◆ What to produce ◆
Where does the string "this" appear in the records? Copy every line that contains it.
[begin Provided data]
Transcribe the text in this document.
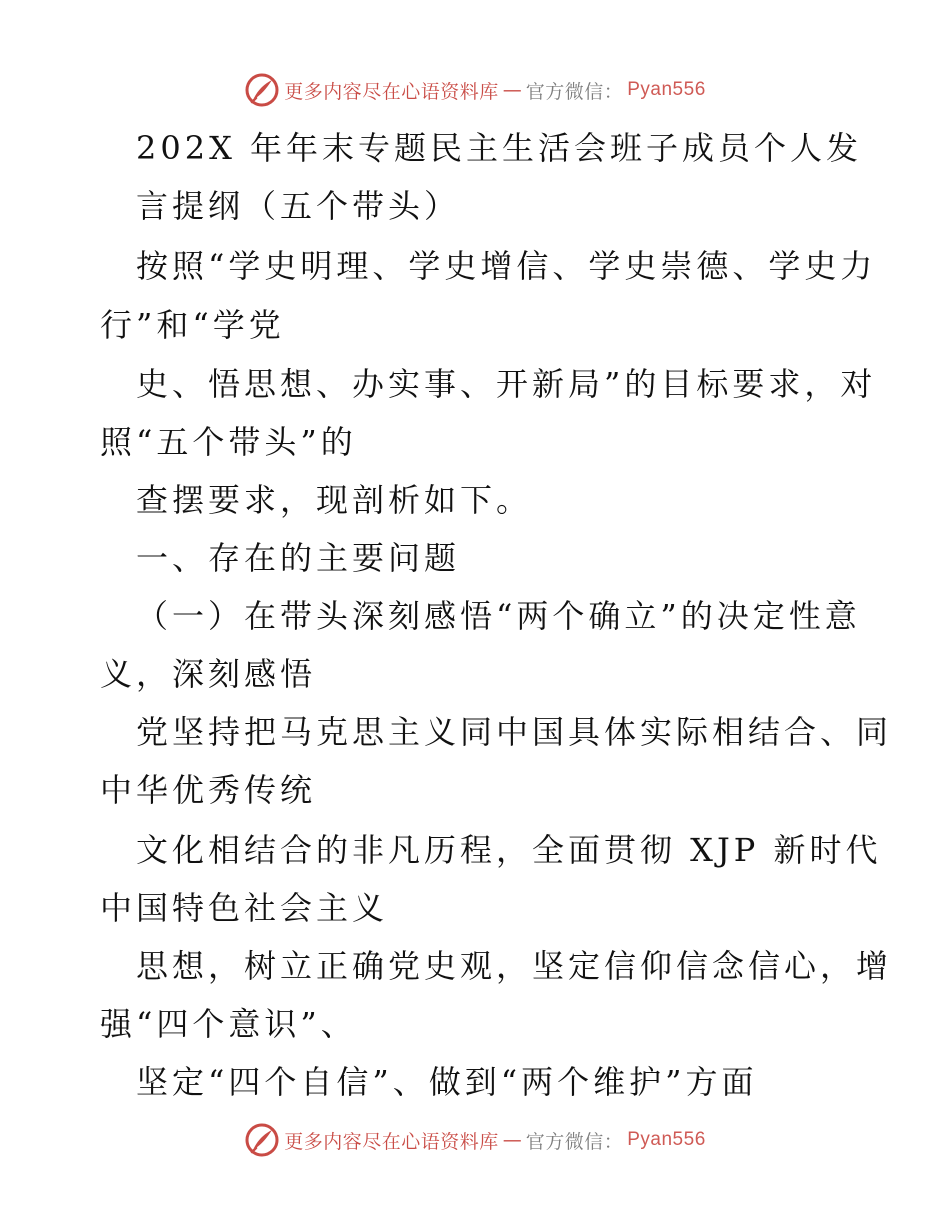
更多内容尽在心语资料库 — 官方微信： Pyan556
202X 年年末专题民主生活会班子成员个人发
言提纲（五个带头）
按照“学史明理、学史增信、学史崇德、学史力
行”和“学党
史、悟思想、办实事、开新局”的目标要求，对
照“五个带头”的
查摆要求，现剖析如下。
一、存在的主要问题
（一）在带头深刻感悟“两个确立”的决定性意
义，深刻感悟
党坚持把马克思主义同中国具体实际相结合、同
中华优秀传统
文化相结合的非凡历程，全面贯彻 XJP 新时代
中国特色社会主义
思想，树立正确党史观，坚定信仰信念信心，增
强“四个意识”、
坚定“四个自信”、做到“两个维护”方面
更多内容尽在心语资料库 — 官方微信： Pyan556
[end Provided data]
[begin Provided data]
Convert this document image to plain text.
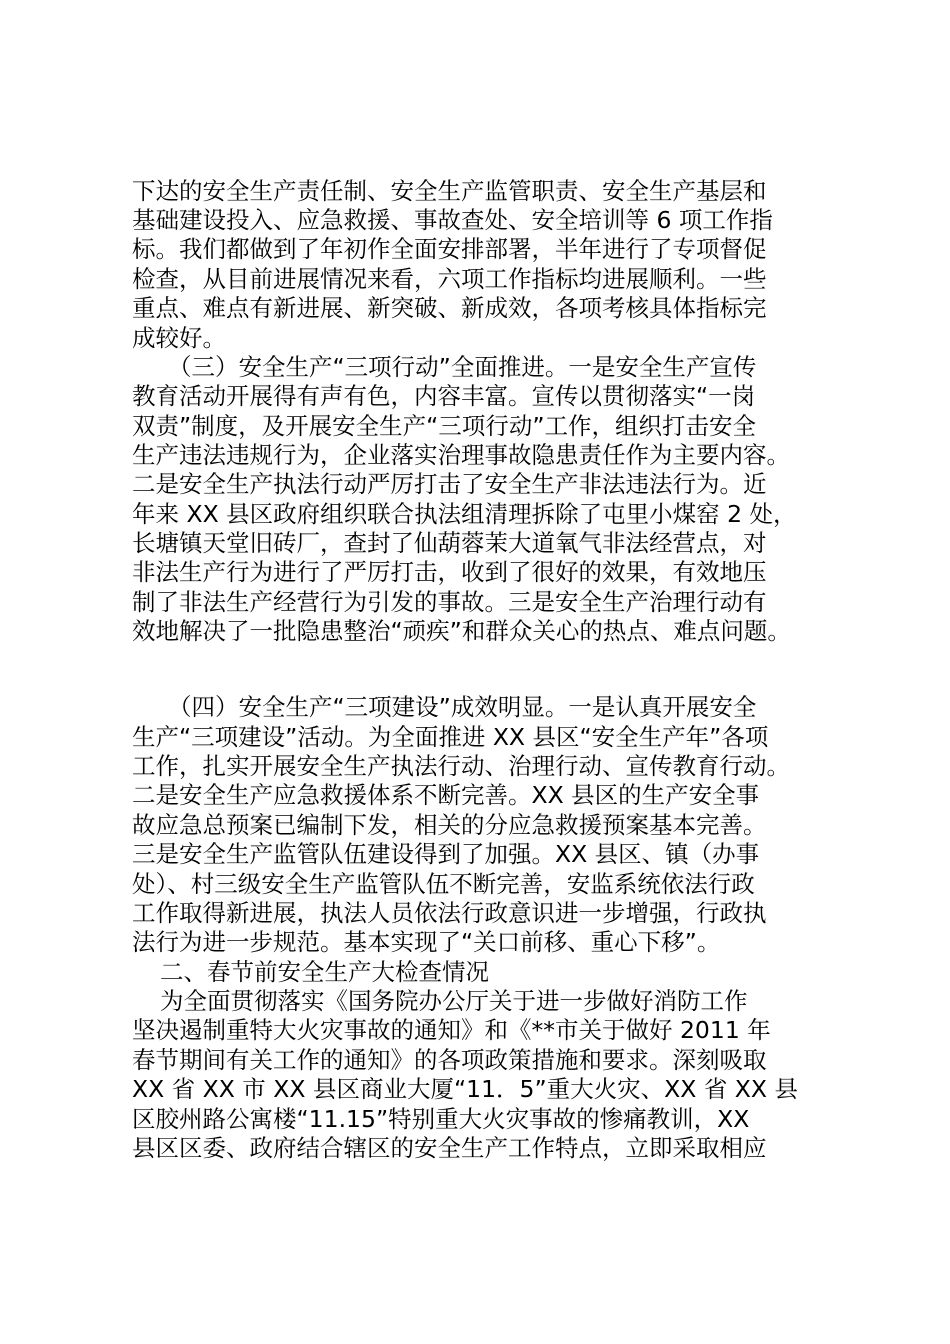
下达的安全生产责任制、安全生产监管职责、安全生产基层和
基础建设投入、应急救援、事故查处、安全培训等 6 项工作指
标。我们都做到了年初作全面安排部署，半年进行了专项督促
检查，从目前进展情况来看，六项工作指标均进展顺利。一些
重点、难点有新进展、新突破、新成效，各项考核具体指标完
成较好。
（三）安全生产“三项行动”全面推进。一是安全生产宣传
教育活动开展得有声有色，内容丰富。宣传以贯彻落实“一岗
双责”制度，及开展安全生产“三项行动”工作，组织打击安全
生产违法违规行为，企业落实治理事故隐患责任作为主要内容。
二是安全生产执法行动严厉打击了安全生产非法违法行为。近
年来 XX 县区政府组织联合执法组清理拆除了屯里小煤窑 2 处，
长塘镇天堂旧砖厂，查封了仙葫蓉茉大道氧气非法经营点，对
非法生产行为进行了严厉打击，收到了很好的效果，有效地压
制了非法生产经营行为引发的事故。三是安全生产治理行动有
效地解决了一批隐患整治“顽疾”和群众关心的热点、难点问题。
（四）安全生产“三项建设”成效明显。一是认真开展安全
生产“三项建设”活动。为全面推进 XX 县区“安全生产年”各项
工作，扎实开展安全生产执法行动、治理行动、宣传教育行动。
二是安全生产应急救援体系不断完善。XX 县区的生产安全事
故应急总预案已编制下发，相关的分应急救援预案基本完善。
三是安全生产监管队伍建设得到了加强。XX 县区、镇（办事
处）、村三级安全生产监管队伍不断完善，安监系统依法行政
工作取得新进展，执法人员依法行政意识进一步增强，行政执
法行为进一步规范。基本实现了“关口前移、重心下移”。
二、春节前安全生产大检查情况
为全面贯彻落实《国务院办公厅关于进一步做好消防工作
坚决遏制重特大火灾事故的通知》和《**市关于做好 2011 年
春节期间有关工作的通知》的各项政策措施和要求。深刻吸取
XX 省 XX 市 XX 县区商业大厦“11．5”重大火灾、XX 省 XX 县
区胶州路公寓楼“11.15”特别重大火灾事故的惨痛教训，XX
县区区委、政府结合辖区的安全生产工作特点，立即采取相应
[end Provided data]
[begin Provided data]
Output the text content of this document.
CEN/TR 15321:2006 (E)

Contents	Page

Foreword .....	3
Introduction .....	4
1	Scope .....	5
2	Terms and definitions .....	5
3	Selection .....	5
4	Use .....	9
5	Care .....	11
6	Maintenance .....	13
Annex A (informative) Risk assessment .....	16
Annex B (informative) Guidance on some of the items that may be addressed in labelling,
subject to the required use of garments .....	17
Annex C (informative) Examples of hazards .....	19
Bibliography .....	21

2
[end Provided data]
◆ Correct output ◆
Transcribe the text in this document.
Convert this document image to plain text.
Output the text content of this document.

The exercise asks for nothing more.